- **TASK DETAILS**: Tally up the lines where the string "type" appears; reply with the number only.

- **AVAILABLE DATA**:
%%

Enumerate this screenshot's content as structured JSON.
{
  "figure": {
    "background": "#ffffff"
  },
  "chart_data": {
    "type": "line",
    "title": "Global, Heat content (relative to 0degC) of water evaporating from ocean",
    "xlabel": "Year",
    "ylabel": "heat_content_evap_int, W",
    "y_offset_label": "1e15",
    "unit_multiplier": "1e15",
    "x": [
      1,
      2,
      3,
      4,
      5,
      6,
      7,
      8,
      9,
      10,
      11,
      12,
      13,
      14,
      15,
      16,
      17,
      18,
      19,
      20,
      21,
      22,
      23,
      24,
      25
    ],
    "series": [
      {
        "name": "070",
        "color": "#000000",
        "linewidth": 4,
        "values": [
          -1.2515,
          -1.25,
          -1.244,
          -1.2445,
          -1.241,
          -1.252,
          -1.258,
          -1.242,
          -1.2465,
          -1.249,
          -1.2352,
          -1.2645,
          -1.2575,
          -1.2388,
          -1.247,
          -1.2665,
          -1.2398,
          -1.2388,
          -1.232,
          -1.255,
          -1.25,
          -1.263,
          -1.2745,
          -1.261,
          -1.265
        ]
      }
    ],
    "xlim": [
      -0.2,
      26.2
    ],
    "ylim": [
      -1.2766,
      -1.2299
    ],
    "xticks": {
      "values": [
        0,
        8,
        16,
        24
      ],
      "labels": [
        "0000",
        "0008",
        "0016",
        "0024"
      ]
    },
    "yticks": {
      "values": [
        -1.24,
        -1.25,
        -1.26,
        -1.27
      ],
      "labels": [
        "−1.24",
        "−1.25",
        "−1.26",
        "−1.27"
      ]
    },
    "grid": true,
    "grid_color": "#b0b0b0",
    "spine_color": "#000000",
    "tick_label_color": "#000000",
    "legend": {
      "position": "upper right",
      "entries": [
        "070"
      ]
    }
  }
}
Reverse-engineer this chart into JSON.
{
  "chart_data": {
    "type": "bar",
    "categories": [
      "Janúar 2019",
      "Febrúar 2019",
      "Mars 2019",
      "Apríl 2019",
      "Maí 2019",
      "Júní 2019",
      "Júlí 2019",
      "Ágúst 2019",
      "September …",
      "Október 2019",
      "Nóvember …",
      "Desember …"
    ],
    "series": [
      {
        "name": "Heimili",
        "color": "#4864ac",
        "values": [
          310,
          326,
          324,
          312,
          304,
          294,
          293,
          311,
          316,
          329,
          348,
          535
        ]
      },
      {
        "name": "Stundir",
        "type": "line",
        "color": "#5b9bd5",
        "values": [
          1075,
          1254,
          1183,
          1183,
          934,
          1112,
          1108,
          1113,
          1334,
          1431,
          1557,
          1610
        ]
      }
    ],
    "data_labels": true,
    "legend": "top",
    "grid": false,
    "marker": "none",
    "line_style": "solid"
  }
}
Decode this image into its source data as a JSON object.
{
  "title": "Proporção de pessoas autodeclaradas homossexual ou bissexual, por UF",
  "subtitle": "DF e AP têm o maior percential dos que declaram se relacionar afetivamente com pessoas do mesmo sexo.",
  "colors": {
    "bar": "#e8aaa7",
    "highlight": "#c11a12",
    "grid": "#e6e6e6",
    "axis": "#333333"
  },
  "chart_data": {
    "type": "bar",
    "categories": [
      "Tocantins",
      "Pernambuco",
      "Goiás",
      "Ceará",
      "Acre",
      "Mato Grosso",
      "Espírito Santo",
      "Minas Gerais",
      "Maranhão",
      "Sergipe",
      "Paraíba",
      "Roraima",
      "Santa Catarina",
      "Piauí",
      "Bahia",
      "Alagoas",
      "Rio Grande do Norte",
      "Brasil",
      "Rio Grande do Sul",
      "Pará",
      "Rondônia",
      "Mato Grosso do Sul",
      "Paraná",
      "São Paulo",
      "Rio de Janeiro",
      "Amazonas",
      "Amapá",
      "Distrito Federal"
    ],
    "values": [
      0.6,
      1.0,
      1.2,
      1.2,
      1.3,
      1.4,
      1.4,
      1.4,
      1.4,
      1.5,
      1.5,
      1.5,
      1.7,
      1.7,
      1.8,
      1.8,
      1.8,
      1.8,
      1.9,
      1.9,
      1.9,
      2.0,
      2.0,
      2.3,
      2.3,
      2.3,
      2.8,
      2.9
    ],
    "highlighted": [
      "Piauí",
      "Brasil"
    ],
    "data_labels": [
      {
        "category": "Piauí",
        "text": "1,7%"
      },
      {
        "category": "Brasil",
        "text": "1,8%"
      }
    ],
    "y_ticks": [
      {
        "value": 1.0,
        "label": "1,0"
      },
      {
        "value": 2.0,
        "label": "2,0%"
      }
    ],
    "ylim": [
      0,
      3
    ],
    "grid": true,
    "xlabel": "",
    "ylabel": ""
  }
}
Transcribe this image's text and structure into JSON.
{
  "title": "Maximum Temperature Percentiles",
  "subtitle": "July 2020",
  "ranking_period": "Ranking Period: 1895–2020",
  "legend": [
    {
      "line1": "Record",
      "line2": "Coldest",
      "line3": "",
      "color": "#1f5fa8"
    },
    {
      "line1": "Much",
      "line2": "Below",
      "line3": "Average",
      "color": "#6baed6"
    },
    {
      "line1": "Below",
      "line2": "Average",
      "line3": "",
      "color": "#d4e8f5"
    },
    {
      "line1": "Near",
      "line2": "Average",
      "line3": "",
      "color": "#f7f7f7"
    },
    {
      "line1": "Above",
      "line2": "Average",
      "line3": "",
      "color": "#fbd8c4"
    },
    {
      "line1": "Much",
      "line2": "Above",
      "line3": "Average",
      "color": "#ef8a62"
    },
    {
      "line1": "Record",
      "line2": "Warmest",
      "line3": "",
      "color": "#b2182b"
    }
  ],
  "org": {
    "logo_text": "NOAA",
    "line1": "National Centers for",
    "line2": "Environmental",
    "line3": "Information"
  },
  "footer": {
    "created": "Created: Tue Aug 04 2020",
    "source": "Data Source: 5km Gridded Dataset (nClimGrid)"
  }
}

%%

- **REPLY**: 4